--- Task goal ---
Repeat the listing in full. Nothing may be added or left out.

┏━━

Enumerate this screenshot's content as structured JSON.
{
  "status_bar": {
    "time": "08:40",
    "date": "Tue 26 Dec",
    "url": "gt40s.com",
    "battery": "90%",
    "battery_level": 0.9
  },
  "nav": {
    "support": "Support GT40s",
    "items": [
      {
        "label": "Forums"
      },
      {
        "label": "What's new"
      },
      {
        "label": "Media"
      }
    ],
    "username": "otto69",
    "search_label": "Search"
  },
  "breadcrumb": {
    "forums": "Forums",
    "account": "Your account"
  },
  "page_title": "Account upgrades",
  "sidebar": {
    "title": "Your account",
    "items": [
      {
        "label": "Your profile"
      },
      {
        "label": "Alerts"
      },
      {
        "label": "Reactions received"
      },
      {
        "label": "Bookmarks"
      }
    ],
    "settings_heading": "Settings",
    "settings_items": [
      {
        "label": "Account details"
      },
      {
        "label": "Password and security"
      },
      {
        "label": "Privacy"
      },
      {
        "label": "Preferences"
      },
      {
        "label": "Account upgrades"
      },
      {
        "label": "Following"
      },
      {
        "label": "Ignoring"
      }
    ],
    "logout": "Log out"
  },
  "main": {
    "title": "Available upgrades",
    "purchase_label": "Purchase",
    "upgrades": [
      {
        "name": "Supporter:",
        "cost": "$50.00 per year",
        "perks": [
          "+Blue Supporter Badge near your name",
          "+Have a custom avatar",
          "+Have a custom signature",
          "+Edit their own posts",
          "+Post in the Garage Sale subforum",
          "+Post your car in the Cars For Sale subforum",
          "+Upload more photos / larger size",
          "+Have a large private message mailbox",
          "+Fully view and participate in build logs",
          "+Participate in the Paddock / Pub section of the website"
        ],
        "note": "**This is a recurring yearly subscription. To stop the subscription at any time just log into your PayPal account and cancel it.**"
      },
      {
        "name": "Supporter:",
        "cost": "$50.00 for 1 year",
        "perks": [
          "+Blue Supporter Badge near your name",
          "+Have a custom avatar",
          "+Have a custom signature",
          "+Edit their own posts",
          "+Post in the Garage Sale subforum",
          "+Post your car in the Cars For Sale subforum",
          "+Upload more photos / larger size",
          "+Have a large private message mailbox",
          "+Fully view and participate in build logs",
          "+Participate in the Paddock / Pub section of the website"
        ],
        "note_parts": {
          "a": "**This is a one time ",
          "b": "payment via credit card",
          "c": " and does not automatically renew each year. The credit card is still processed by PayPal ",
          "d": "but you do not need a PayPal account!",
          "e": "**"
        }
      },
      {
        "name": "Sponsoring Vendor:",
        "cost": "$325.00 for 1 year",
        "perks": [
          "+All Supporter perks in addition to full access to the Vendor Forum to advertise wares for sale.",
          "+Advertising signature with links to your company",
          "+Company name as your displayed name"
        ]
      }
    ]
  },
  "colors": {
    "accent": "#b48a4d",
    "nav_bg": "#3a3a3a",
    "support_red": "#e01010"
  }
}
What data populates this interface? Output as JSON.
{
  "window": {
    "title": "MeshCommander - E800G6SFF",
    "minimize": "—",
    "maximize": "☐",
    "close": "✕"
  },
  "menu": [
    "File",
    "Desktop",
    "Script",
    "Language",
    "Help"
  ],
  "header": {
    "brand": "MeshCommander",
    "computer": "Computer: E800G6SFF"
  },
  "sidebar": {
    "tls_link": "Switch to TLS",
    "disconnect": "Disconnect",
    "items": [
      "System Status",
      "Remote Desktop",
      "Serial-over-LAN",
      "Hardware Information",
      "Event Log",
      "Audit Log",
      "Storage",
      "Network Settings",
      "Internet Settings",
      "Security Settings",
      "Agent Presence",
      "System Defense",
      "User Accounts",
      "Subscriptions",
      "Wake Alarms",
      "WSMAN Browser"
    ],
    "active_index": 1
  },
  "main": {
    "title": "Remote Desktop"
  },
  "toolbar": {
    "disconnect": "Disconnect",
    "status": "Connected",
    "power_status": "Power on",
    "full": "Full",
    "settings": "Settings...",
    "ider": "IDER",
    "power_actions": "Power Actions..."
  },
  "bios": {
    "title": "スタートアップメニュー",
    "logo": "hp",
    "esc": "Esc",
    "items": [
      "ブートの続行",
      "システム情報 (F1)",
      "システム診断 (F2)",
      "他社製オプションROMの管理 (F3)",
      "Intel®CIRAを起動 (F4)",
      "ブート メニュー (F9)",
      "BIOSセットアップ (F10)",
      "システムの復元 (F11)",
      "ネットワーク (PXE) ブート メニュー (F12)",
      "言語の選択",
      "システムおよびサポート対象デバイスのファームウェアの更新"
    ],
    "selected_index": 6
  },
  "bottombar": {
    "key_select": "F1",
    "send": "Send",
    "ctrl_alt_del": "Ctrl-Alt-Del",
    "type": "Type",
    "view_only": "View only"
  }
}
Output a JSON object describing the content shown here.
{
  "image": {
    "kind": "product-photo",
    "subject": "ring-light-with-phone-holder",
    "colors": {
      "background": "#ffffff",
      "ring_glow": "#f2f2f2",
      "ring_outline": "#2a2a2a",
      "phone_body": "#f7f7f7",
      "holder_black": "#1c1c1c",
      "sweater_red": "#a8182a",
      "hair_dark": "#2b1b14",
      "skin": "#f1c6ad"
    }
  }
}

┗━━

--- Correct answer ---
Enumerate this screenshot's content as structured JSON.
{
  "status_bar": {
    "time": "08:40",
    "date": "Tue 26 Dec",
    "url": "gt40s.com",
    "battery": "90%",
    "battery_level": 0.9
  },
  "nav": {
    "support": "Support GT40s",
    "items": [
      {
        "label": "Forums"
      },
      {
        "label": "What's new"
      },
      {
        "label": "Media"
      }
    ],
    "username": "otto69",
    "search_label": "Search"
  },
  "breadcrumb": {
    "forums": "Forums",
    "account": "Your account"
  },
  "page_title": "Account upgrades",
  "sidebar": {
    "title": "Your account",
    "items": [
      {
        "label": "Your profile"
      },
      {
        "label": "Alerts"
      },
      {
        "label": "Reactions received"
      },
      {
        "label": "Bookmarks"
      }
    ],
    "settings_heading": "Settings",
    "settings_items": [
      {
        "label": "Account details"
      },
      {
        "label": "Password and security"
      },
      {
        "label": "Privacy"
      },
      {
        "label": "Preferences"
      },
      {
        "label": "Account upgrades"
      },
      {
        "label": "Following"
      },
      {
        "label": "Ignoring"
      }
    ],
    "logout": "Log out"
  },
  "main": {
    "title": "Available upgrades",
    "purchase_label": "Purchase",
    "upgrades": [
      {
        "name": "Supporter:",
        "cost": "$50.00 per year",
        "perks": [
          "+Blue Supporter Badge near your name",
          "+Have a custom avatar",
          "+Have a custom signature",
          "+Edit their own posts",
          "+Post in the Garage Sale subforum",
          "+Post your car in the Cars For Sale subforum",
          "+Upload more photos / larger size",
          "+Have a large private message mailbox",
          "+Fully view and participate in build logs",
          "+Participate in the Paddock / Pub section of the website"
        ],
        "note": "**This is a recurring yearly subscription. To stop the subscription at any time just log into your PayPal account and cancel it.**"
      },
      {
        "name": "Supporter:",
        "cost": "$50.00 for 1 year",
        "perks": [
          "+Blue Supporter Badge near your name",
          "+Have a custom avatar",
          "+Have a custom signature",
          "+Edit their own posts",
          "+Post in the Garage Sale subforum",
          "+Post your car in the Cars For Sale subforum",
          "+Upload more photos / larger size",
          "+Have a large private message mailbox",
          "+Fully view and participate in build logs",
          "+Participate in the Paddock / Pub section of the website"
        ],
        "note_parts": {
          "a": "**This is a one time ",
          "b": "payment via credit card",
          "c": " and does not automatically renew each year. The credit card is still processed by PayPal ",
          "d": "but you do not need a PayPal account!",
          "e": "**"
        }
      },
      {
        "name": "Sponsoring Vendor:",
        "cost": "$325.00 for 1 year",
        "perks": [
          "+All Supporter perks in addition to full access to the Vendor Forum to advertise wares for sale.",
          "+Advertising signature with links to your company",
          "+Company name as your displayed name"
        ]
      }
    ]
  },
  "colors": {
    "accent": "#b48a4d",
    "nav_bg": "#3a3a3a",
    "support_red": "#e01010"
  }
}
What data populates this interface? Output as JSON.
{
  "window": {
    "title": "MeshCommander - E800G6SFF",
    "minimize": "—",
    "maximize": "☐",
    "close": "✕"
  },
  "menu": [
    "File",
    "Desktop",
    "Script",
    "Language",
    "Help"
  ],
  "header": {
    "brand": "MeshCommander",
    "computer": "Computer: E800G6SFF"
  },
  "sidebar": {
    "tls_link": "Switch to TLS",
    "disconnect": "Disconnect",
    "items": [
      "System Status",
      "Remote Desktop",
      "Serial-over-LAN",
      "Hardware Information",
      "Event Log",
      "Audit Log",
      "Storage",
      "Network Settings",
      "Internet Settings",
      "Security Settings",
      "Agent Presence",
      "System Defense",
      "User Accounts",
      "Subscriptions",
      "Wake Alarms",
      "WSMAN Browser"
    ],
    "active_index": 1
  },
  "main": {
    "title": "Remote Desktop"
  },
  "toolbar": {
    "disconnect": "Disconnect",
    "status": "Connected",
    "power_status": "Power on",
    "full": "Full",
    "settings": "Settings...",
    "ider": "IDER",
    "power_actions": "Power Actions..."
  },
  "bios": {
    "title": "スタートアップメニュー",
    "logo": "hp",
    "esc": "Esc",
    "items": [
      "ブートの続行",
      "システム情報 (F1)",
      "システム診断 (F2)",
      "他社製オプションROMの管理 (F3)",
      "Intel®CIRAを起動 (F4)",
      "ブート メニュー (F9)",
      "BIOSセットアップ (F10)",
      "システムの復元 (F11)",
      "ネットワーク (PXE) ブート メニュー (F12)",
      "言語の選択",
      "システムおよびサポート対象デバイスのファームウェアの更新"
    ],
    "selected_index": 6
  },
  "bottombar": {
    "key_select": "F1",
    "send": "Send",
    "ctrl_alt_del": "Ctrl-Alt-Del",
    "type": "Type",
    "view_only": "View only"
  }
}
Output a JSON object describing the content shown here.
{
  "image": {
    "kind": "product-photo",
    "subject": "ring-light-with-phone-holder",
    "colors": {
      "background": "#ffffff",
      "ring_glow": "#f2f2f2",
      "ring_outline": "#2a2a2a",
      "phone_body": "#f7f7f7",
      "holder_black": "#1c1c1c",
      "sweater_red": "#a8182a",
      "hair_dark": "#2b1b14",
      "skin": "#f1c6ad"
    }
  }
}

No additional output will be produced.